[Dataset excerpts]
# # # # # # #

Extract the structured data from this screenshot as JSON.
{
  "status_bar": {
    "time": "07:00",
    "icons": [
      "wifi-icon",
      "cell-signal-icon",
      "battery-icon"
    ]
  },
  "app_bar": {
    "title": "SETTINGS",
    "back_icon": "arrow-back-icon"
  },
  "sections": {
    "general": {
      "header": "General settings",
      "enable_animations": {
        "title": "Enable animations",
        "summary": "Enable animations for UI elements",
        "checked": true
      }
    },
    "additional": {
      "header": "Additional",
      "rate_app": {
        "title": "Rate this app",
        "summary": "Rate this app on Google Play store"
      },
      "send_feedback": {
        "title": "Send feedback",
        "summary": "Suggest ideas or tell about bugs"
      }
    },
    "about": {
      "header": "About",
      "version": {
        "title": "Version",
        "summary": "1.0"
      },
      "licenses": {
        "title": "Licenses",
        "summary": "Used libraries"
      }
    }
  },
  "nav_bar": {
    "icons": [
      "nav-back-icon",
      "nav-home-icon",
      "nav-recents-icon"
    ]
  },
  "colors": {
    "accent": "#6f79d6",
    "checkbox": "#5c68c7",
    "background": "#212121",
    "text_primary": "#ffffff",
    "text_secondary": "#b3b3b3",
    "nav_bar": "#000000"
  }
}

# # # # # # #

_Exercise brief_
Reproduce every record, matching each line exactly.

_Correct output_
Extract the structured data from this screenshot as JSON.
{
  "status_bar": {
    "time": "07:00",
    "icons": [
      "wifi-icon",
      "cell-signal-icon",
      "battery-icon"
    ]
  },
  "app_bar": {
    "title": "SETTINGS",
    "back_icon": "arrow-back-icon"
  },
  "sections": {
    "general": {
      "header": "General settings",
      "enable_animations": {
        "title": "Enable animations",
        "summary": "Enable animations for UI elements",
        "checked": true
      }
    },
    "additional": {
      "header": "Additional",
      "rate_app": {
        "title": "Rate this app",
        "summary": "Rate this app on Google Play store"
      },
      "send_feedback": {
        "title": "Send feedback",
        "summary": "Suggest ideas or tell about bugs"
      }
    },
    "about": {
      "header": "About",
      "version": {
        "title": "Version",
        "summary": "1.0"
      },
      "licenses": {
        "title": "Licenses",
        "summary": "Used libraries"
      }
    }
  },
  "nav_bar": {
    "icons": [
      "nav-back-icon",
      "nav-home-icon",
      "nav-recents-icon"
    ]
  },
  "colors": {
    "accent": "#6f79d6",
    "checkbox": "#5c68c7",
    "background": "#212121",
    "text_primary": "#ffffff",
    "text_secondary": "#b3b3b3",
    "nav_bar": "#000000"
  }
}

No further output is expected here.